Drop the pictures, then extract the listing word for word.

--- start DATA FOR PROCESSING ---

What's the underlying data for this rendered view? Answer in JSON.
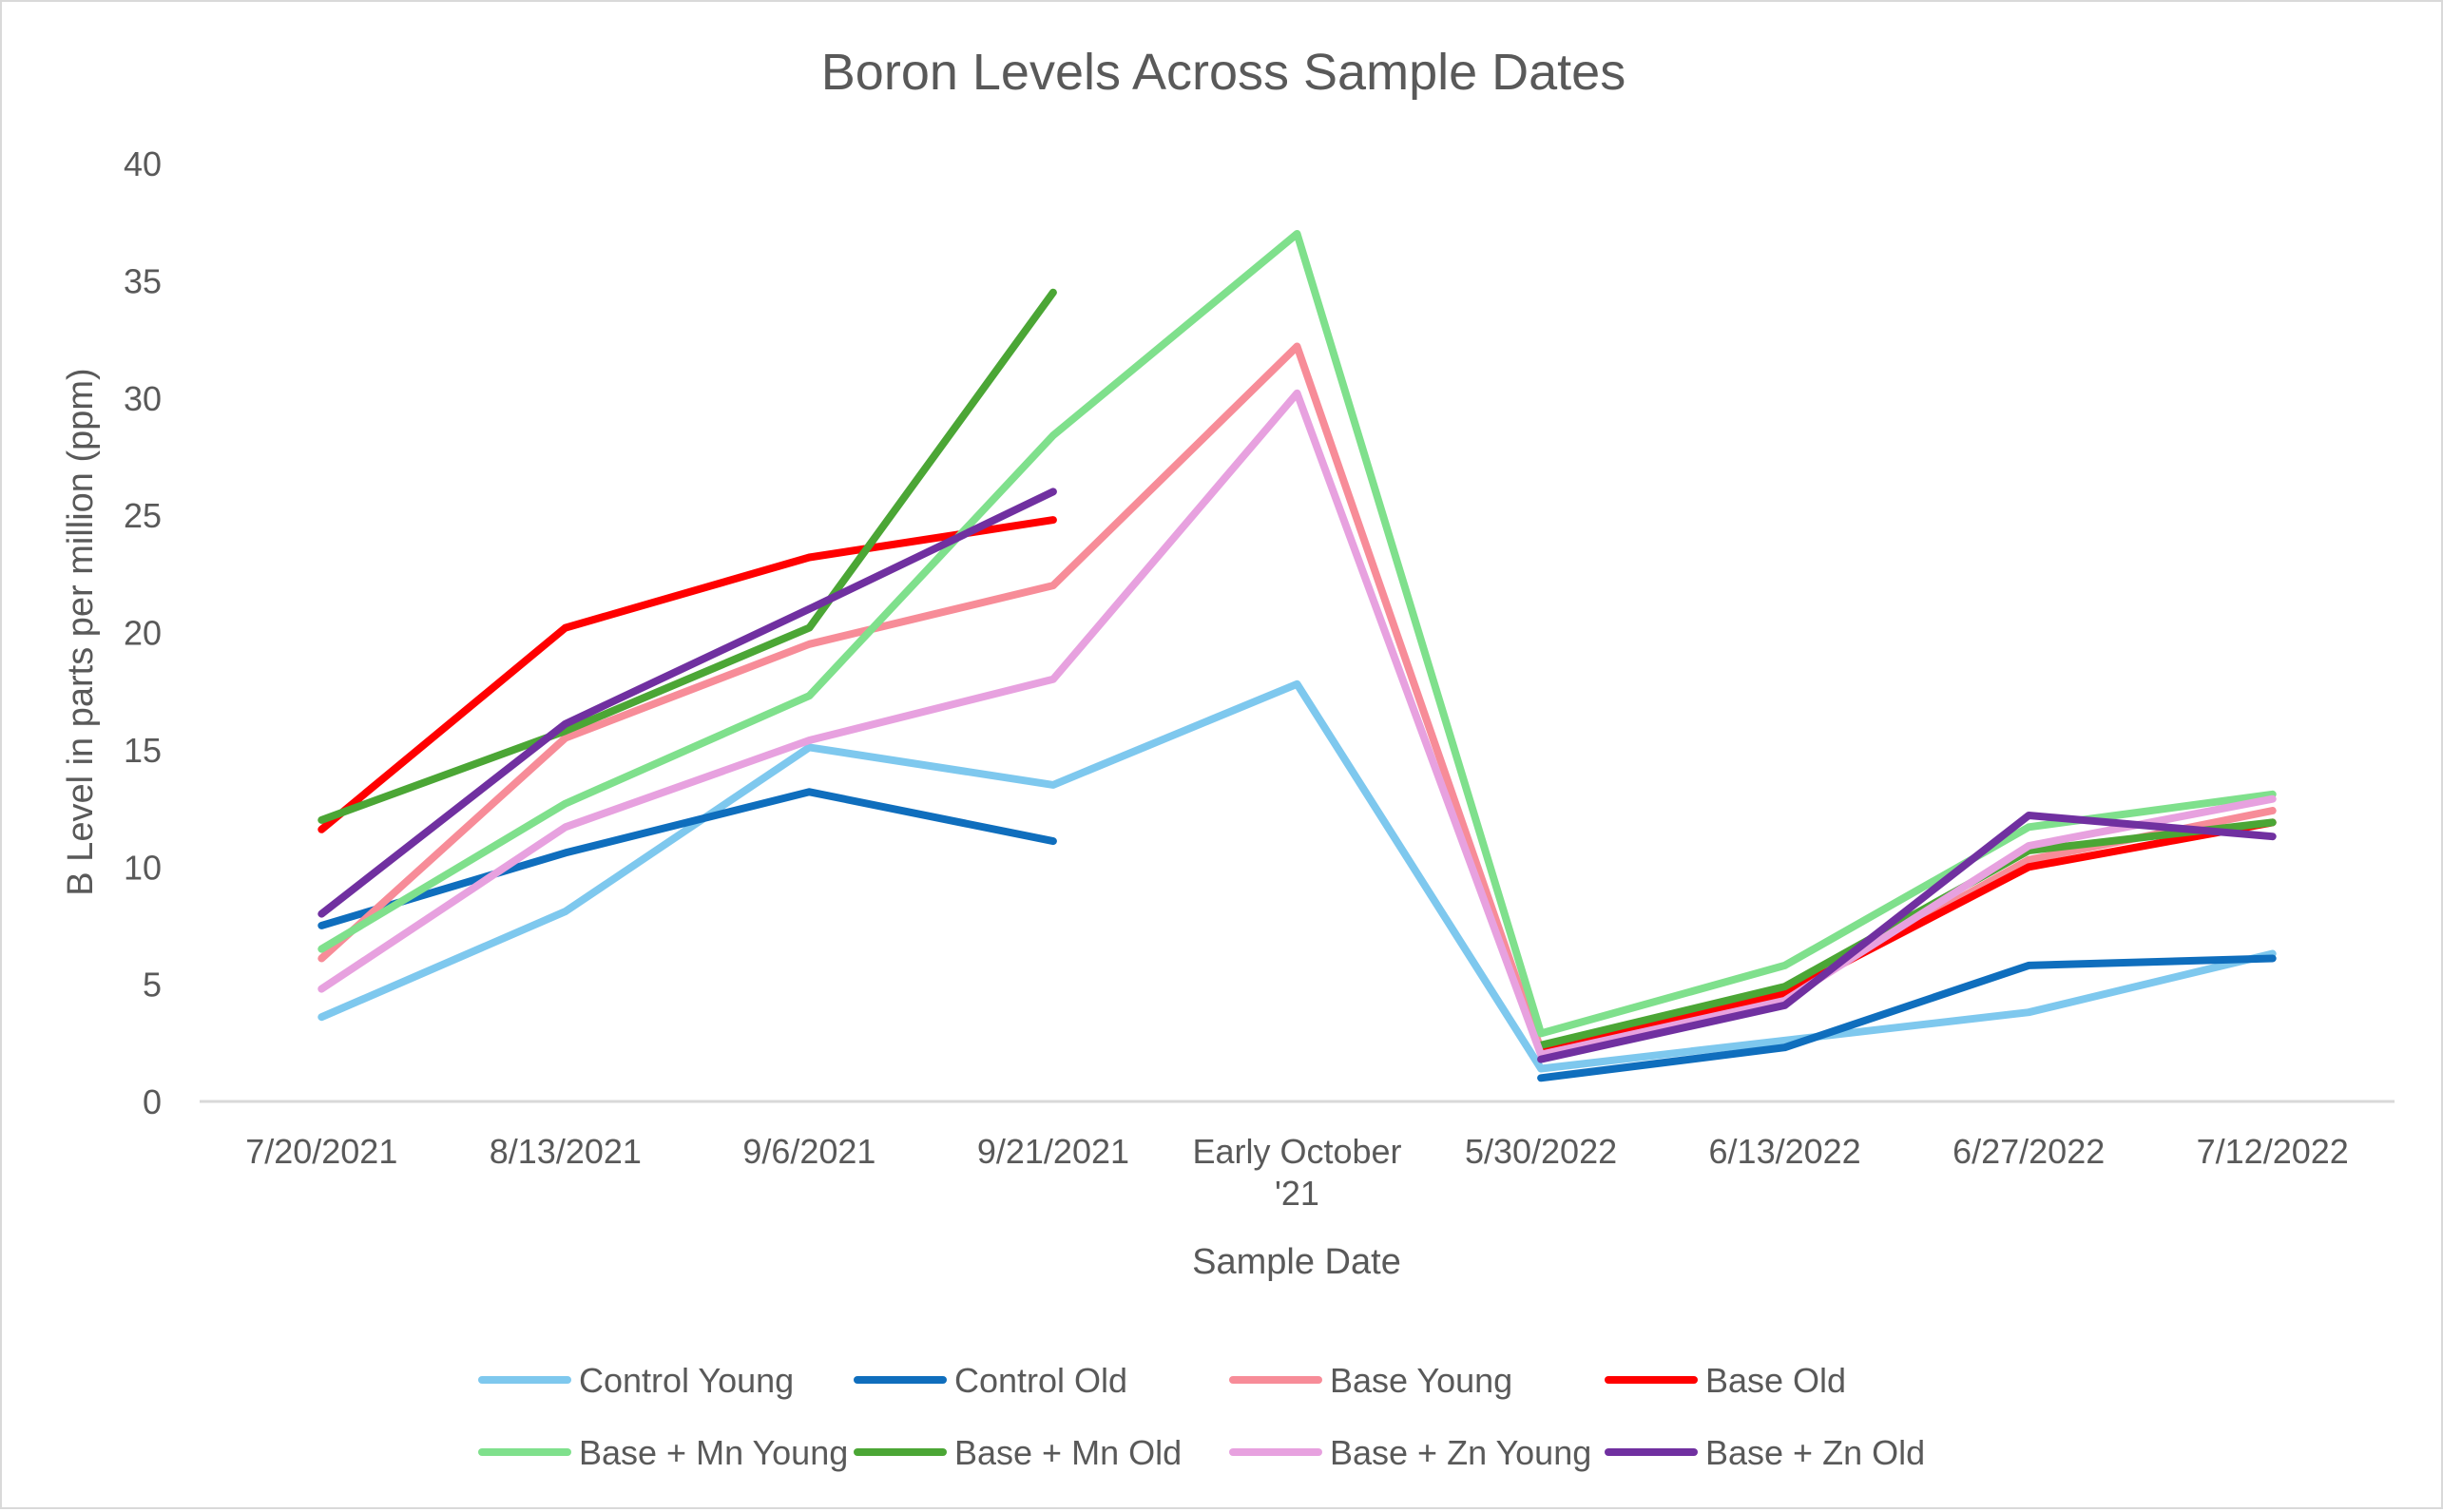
{
  "chart_data": {
    "type": "line",
    "title": "Boron Levels Across Sample Dates",
    "xlabel": "Sample Date",
    "ylabel": "B Level in parts per million (ppm)",
    "ylim": [
      0,
      40
    ],
    "yticks": [
      "0",
      "5",
      "10",
      "15",
      "20",
      "25",
      "30",
      "35",
      "40"
    ],
    "grid": false,
    "legend_position": "bottom",
    "categories": [
      [
        "7/20/2021"
      ],
      [
        "8/13/2021"
      ],
      [
        "9/6/2021"
      ],
      [
        "9/21/2021"
      ],
      [
        "Early October",
        "'21"
      ],
      [
        "5/30/2022"
      ],
      [
        "6/13/2022"
      ],
      [
        "6/27/2022"
      ],
      [
        "7/12/2022"
      ]
    ],
    "series": [
      {
        "name": "Control Young",
        "color": "#7ec8ee",
        "values": [
          3.6,
          8.1,
          15.1,
          13.5,
          17.8,
          1.4,
          2.6,
          3.8,
          6.3
        ]
      },
      {
        "name": "Control Old",
        "color": "#0f6ebd",
        "values": [
          7.5,
          10.6,
          13.2,
          11.1,
          null,
          1.0,
          2.3,
          5.8,
          6.1
        ]
      },
      {
        "name": "Base Young",
        "color": "#f78c98",
        "values": [
          6.1,
          15.5,
          19.5,
          22.0,
          32.2,
          2.2,
          4.5,
          10.3,
          12.4
        ]
      },
      {
        "name": "Base Old",
        "color": "#ff0000",
        "values": [
          11.6,
          20.2,
          23.2,
          24.8,
          null,
          2.2,
          4.6,
          10.0,
          11.9
        ]
      },
      {
        "name": "Base + Mn Young",
        "color": "#7fe08c",
        "values": [
          6.5,
          12.7,
          17.3,
          28.4,
          37.0,
          2.9,
          5.8,
          11.7,
          13.1
        ]
      },
      {
        "name": "Base + Mn Old",
        "color": "#4ba635",
        "values": [
          12.0,
          15.8,
          20.2,
          34.5,
          null,
          2.4,
          4.9,
          10.7,
          11.9
        ]
      },
      {
        "name": "Base + Zn Young",
        "color": "#e7a1df",
        "values": [
          4.8,
          11.7,
          15.4,
          18.0,
          30.2,
          2.0,
          4.3,
          10.9,
          12.9
        ]
      },
      {
        "name": "Base + Zn Old",
        "color": "#7030a0",
        "values": [
          8.0,
          16.1,
          21.0,
          26.0,
          null,
          1.8,
          4.1,
          12.2,
          11.3
        ]
      }
    ]
  }
}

--- end DATA FOR PROCESSING ---

* SOLUTION
What's the underlying data for this rendered view? Answer in JSON.
{
  "chart_data": {
    "type": "line",
    "title": "Boron Levels Across Sample Dates",
    "xlabel": "Sample Date",
    "ylabel": "B Level in parts per million (ppm)",
    "ylim": [
      0,
      40
    ],
    "yticks": [
      "0",
      "5",
      "10",
      "15",
      "20",
      "25",
      "30",
      "35",
      "40"
    ],
    "grid": false,
    "legend_position": "bottom",
    "categories": [
      [
        "7/20/2021"
      ],
      [
        "8/13/2021"
      ],
      [
        "9/6/2021"
      ],
      [
        "9/21/2021"
      ],
      [
        "Early October",
        "'21"
      ],
      [
        "5/30/2022"
      ],
      [
        "6/13/2022"
      ],
      [
        "6/27/2022"
      ],
      [
        "7/12/2022"
      ]
    ],
    "series": [
      {
        "name": "Control Young",
        "color": "#7ec8ee",
        "values": [
          3.6,
          8.1,
          15.1,
          13.5,
          17.8,
          1.4,
          2.6,
          3.8,
          6.3
        ]
      },
      {
        "name": "Control Old",
        "color": "#0f6ebd",
        "values": [
          7.5,
          10.6,
          13.2,
          11.1,
          null,
          1.0,
          2.3,
          5.8,
          6.1
        ]
      },
      {
        "name": "Base Young",
        "color": "#f78c98",
        "values": [
          6.1,
          15.5,
          19.5,
          22.0,
          32.2,
          2.2,
          4.5,
          10.3,
          12.4
        ]
      },
      {
        "name": "Base Old",
        "color": "#ff0000",
        "values": [
          11.6,
          20.2,
          23.2,
          24.8,
          null,
          2.2,
          4.6,
          10.0,
          11.9
        ]
      },
      {
        "name": "Base + Mn Young",
        "color": "#7fe08c",
        "values": [
          6.5,
          12.7,
          17.3,
          28.4,
          37.0,
          2.9,
          5.8,
          11.7,
          13.1
        ]
      },
      {
        "name": "Base + Mn Old",
        "color": "#4ba635",
        "values": [
          12.0,
          15.8,
          20.2,
          34.5,
          null,
          2.4,
          4.9,
          10.7,
          11.9
        ]
      },
      {
        "name": "Base + Zn Young",
        "color": "#e7a1df",
        "values": [
          4.8,
          11.7,
          15.4,
          18.0,
          30.2,
          2.0,
          4.3,
          10.9,
          12.9
        ]
      },
      {
        "name": "Base + Zn Old",
        "color": "#7030a0",
        "values": [
          8.0,
          16.1,
          21.0,
          26.0,
          null,
          1.8,
          4.1,
          12.2,
          11.3
        ]
      }
    ]
  }
}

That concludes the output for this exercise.